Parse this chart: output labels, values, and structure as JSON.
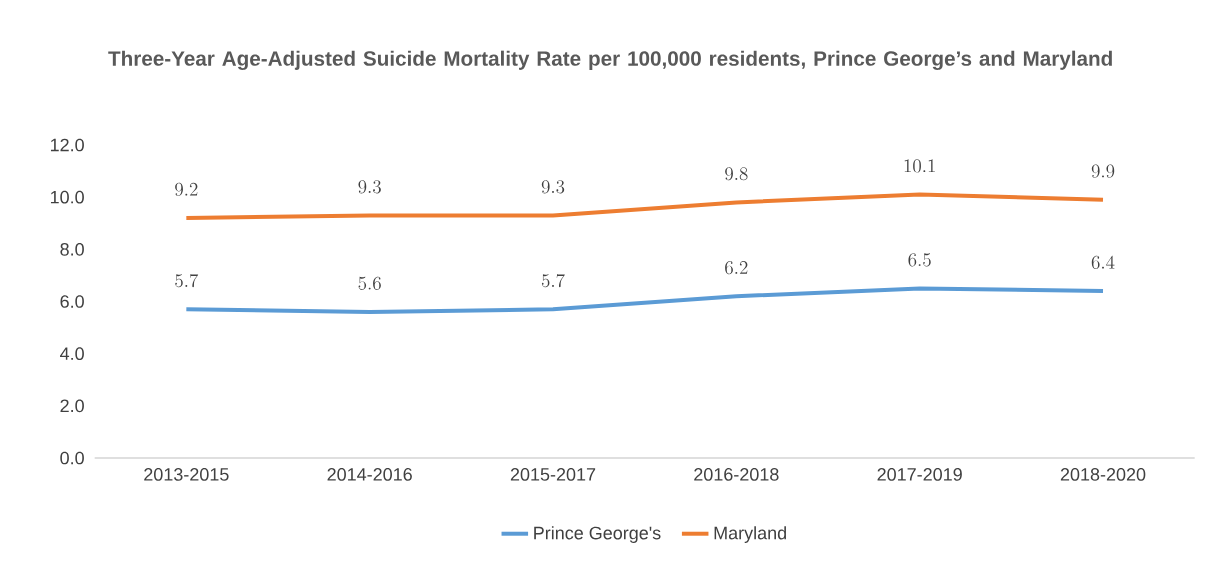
{
  "chart_data": {
    "type": "line",
    "title": "Three-Year Age-Adjusted Suicide Mortality Rate per 100,000 residents, Prince George’s and Maryland",
    "categories": [
      "2013-2015",
      "2014-2016",
      "2015-2017",
      "2016-2018",
      "2017-2019",
      "2018-2020"
    ],
    "series": [
      {
        "name": "Prince George's",
        "color": "#5b9bd5",
        "values": [
          5.7,
          5.6,
          5.7,
          6.2,
          6.5,
          6.4
        ]
      },
      {
        "name": "Maryland",
        "color": "#ed7d31",
        "values": [
          9.2,
          9.3,
          9.3,
          9.8,
          10.1,
          9.9
        ]
      }
    ],
    "ylim": [
      0,
      12
    ],
    "yticks": [
      {
        "value": 0,
        "label": "0.0"
      },
      {
        "value": 2,
        "label": "2.0"
      },
      {
        "value": 4,
        "label": "4.0"
      },
      {
        "value": 6,
        "label": "6.0"
      },
      {
        "value": 8,
        "label": "8.0"
      },
      {
        "value": 10,
        "label": "10.0"
      },
      {
        "value": 12,
        "label": "12.0"
      }
    ],
    "data_labels": true,
    "legend": "bottom",
    "marker": "none",
    "grid": false
  }
}
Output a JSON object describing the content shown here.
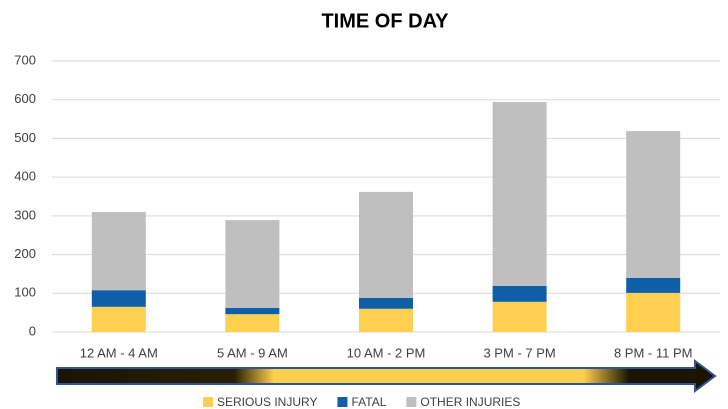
{
  "chart_data": {
    "type": "stacked_bar",
    "title": "TIME OF DAY",
    "categories": [
      "12 AM - 4 AM",
      "5 AM - 9 AM",
      "10 AM - 2 PM",
      "3 PM - 7 PM",
      "8 PM - 11 PM"
    ],
    "series": [
      {
        "name": "SERIOUS INJURY",
        "color": "#ffd04f",
        "values": [
          65,
          46,
          60,
          78,
          101
        ]
      },
      {
        "name": "FATAL",
        "color": "#0e5fa8",
        "values": [
          43,
          16,
          28,
          41,
          39
        ]
      },
      {
        "name": "OTHER INJURIES",
        "color": "#bfbfbf",
        "values": [
          202,
          227,
          274,
          475,
          379
        ]
      }
    ],
    "ylim": [
      0,
      700
    ],
    "yticks": [
      0,
      100,
      200,
      300,
      400,
      500,
      600,
      700
    ],
    "grid": true
  }
}
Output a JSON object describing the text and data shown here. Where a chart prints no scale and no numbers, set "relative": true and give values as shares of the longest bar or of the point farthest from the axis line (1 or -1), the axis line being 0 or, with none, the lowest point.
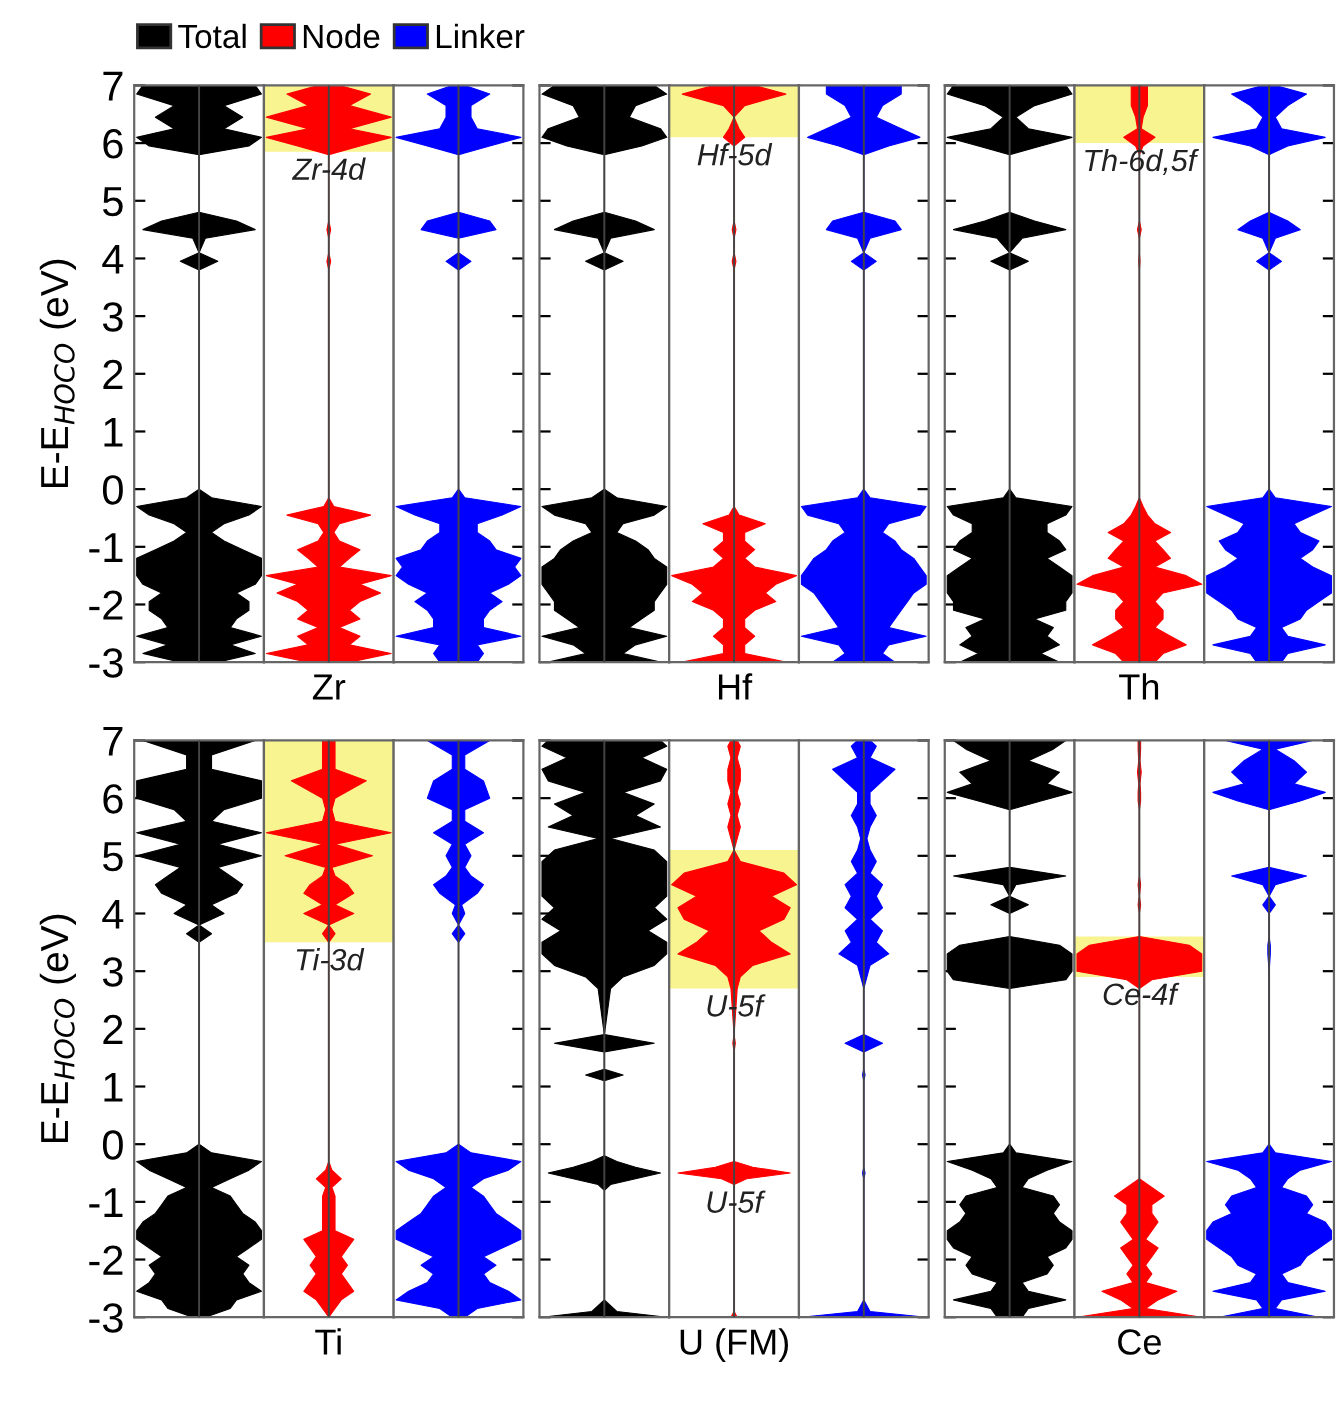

************

THE EXERCISE:
Reproduce precisely the lines of the listing above, from the line containing "Output a JSON object describing the content" to the last line, both ends included. Pictures are to be omitted.

OUTPUT:
Output a JSON object describing the content shown here.
{
  "chart_data": {
    "type": "stacked_bar",
    "title": "TIME OF DAY",
    "categories": [
      "12 AM - 4 AM",
      "5 AM - 9 AM",
      "10 AM - 2 PM",
      "3 PM - 7 PM",
      "8 PM - 11 PM"
    ],
    "series": [
      {
        "name": "SERIOUS INJURY",
        "color": "#ffd04f",
        "values": [
          65,
          46,
          60,
          78,
          101
        ]
      },
      {
        "name": "FATAL",
        "color": "#0e5fa8",
        "values": [
          43,
          16,
          28,
          41,
          39
        ]
      },
      {
        "name": "OTHER INJURIES",
        "color": "#bfbfbf",
        "values": [
          202,
          227,
          274,
          475,
          379
        ]
      }
    ],
    "ylim": [
      0,
      700
    ],
    "yticks": [
      0,
      100,
      200,
      300,
      400,
      500,
      600,
      700
    ],
    "grid": true
  }
}
Output a JSON object describing the text and data shown here. Where a chart prints no scale and no numbers, set "relative": true and give values as shares of the longest bar or of the point farthest from the axis line (1 or -1), the axis line being 0 or, with none, the lowest point.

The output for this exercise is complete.